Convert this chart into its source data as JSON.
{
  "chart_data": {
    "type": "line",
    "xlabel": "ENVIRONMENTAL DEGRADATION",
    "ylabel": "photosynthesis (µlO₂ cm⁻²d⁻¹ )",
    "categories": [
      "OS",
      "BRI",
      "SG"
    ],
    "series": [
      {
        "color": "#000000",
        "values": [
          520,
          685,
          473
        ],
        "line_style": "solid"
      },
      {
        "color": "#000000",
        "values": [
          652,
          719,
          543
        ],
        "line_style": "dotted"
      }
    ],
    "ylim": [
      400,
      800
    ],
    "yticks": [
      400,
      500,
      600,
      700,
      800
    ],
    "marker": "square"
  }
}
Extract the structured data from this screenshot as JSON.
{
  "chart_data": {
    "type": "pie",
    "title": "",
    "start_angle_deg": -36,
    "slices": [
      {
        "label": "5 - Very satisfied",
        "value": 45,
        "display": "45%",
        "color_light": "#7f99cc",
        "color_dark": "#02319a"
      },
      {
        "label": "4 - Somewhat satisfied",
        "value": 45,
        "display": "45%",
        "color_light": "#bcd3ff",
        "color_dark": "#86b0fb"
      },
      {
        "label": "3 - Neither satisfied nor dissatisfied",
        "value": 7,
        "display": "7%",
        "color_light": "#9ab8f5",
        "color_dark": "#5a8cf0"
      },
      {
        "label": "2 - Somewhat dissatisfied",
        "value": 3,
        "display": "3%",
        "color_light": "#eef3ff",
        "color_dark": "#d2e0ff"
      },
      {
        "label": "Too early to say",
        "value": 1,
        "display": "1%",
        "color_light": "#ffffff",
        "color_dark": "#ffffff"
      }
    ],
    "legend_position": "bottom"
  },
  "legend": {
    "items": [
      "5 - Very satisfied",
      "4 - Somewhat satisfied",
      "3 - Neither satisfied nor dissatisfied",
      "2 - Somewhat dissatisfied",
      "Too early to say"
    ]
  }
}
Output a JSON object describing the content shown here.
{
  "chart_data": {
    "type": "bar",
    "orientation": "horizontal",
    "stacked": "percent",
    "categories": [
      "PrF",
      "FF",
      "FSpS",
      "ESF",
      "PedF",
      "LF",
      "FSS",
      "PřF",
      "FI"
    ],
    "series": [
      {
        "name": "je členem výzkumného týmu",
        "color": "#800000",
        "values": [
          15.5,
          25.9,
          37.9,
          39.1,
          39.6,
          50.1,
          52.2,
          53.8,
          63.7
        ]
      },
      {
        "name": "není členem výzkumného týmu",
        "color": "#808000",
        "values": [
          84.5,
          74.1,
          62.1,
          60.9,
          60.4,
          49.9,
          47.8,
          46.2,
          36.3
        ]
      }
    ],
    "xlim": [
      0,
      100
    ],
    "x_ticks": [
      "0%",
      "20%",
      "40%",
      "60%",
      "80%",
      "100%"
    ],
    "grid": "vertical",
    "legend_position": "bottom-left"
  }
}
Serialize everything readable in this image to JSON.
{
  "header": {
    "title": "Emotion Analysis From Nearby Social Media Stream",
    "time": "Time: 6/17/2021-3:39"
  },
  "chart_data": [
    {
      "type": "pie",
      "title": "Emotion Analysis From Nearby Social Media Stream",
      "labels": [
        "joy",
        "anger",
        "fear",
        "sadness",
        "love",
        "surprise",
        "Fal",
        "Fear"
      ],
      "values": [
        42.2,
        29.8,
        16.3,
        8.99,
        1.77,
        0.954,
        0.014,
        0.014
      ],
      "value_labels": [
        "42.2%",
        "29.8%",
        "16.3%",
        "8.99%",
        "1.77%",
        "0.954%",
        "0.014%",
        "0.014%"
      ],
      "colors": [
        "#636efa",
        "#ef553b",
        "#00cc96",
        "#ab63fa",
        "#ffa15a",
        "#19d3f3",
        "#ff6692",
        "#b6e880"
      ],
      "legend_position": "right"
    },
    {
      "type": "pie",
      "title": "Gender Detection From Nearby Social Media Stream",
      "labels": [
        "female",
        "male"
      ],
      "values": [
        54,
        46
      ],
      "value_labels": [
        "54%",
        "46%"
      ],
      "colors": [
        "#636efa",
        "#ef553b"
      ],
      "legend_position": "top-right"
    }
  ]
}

━━━━━━━━━━

** Problem statement **
Copy out each line of the material that holds the word "Neither".

** Result for this task **
        "label": "3 - Neither satisfied nor dissatisfied",
      "3 - Neither satisfied nor dissatisfied",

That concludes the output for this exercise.